_Direction_
Extract all lines in the data that contain the word "text".

_Provided records_
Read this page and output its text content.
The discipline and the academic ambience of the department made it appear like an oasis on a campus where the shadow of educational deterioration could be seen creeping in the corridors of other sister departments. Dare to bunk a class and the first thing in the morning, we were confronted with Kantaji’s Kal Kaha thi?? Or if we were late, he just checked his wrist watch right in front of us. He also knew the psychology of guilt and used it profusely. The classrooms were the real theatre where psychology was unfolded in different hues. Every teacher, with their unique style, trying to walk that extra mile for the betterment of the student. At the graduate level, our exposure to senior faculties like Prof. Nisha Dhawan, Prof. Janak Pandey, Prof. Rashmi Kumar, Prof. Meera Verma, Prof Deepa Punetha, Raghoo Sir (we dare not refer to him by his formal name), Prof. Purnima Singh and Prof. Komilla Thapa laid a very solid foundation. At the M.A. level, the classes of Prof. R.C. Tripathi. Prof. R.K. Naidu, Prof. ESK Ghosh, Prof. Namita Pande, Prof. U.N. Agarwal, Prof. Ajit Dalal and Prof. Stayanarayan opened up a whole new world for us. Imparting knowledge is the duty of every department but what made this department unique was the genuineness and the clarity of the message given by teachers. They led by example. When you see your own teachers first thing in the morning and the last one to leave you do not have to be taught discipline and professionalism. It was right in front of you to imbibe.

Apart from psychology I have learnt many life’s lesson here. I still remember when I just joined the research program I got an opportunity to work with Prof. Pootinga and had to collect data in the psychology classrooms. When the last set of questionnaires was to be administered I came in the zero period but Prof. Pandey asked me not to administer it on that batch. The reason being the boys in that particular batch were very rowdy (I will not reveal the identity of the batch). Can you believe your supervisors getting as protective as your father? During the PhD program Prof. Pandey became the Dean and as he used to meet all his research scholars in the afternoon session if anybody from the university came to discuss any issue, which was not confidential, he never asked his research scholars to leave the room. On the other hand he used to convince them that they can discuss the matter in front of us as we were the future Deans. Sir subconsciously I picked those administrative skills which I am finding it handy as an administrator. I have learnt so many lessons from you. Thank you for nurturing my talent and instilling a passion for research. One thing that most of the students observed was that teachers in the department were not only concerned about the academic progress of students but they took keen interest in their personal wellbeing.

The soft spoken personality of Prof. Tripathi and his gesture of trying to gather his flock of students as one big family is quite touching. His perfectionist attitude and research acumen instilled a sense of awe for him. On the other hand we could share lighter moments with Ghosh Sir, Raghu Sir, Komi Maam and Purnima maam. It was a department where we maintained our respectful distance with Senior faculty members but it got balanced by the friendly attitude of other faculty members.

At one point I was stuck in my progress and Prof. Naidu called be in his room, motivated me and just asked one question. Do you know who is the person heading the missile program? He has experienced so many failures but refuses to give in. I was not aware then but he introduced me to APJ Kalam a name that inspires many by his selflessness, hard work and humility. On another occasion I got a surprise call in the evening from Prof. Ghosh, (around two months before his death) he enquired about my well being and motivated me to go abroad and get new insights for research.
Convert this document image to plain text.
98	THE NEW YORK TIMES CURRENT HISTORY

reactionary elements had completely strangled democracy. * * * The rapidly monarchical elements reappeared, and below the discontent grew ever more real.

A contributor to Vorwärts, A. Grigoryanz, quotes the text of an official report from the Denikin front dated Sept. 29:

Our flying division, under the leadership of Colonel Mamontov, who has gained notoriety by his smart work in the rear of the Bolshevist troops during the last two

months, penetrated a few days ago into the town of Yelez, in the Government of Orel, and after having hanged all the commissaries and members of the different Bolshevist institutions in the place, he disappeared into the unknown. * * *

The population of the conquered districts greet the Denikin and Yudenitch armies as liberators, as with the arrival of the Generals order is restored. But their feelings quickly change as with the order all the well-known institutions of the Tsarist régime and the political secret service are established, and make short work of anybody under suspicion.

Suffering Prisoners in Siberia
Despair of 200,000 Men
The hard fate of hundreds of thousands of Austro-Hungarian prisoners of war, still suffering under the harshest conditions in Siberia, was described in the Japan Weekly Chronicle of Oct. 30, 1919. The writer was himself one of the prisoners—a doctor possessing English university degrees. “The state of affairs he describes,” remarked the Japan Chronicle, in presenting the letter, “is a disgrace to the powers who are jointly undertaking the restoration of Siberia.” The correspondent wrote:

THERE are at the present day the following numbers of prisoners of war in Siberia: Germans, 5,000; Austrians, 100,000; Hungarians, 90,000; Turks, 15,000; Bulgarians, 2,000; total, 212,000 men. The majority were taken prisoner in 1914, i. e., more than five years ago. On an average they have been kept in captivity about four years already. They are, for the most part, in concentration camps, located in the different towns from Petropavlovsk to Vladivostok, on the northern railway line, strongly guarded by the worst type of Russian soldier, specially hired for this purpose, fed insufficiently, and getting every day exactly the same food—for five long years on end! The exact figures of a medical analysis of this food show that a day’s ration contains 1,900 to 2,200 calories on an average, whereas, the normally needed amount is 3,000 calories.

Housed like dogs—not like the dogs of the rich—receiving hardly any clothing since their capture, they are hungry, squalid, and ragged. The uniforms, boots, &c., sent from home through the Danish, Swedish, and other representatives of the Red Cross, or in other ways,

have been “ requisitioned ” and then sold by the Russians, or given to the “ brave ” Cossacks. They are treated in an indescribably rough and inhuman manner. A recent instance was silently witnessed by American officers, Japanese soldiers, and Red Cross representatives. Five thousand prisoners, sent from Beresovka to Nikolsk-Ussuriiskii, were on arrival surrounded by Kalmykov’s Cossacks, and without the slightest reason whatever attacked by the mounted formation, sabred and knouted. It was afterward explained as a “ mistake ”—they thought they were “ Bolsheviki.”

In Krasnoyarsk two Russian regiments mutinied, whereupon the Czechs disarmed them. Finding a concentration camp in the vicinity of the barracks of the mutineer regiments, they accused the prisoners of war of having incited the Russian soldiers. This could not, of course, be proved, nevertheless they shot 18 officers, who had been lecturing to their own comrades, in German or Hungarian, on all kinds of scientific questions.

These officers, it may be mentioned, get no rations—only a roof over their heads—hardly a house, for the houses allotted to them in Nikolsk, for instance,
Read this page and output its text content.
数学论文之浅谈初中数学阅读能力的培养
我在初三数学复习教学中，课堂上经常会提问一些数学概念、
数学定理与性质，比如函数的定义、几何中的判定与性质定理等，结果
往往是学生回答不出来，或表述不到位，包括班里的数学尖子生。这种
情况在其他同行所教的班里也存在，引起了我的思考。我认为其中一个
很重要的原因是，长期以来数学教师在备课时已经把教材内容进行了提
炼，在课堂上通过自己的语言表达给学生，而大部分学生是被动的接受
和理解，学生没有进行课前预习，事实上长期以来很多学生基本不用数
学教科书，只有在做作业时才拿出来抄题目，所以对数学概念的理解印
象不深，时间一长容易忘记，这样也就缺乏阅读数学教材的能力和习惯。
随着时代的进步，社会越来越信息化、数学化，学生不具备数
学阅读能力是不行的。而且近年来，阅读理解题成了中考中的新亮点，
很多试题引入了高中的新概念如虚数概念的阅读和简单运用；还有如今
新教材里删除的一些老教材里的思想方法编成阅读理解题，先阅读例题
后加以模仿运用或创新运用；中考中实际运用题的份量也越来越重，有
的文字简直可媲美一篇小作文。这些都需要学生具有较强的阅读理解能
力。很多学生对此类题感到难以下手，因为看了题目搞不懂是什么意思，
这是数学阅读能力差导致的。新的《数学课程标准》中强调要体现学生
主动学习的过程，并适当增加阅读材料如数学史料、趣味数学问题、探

_Task result_
Read this page and output its text content.
Convert this document image to plain text.
A contributor to Vorwärts, A. Grigoryanz, quotes the text of an official report from the Denikin front dated Sept. 29:
Read this page and output its text content.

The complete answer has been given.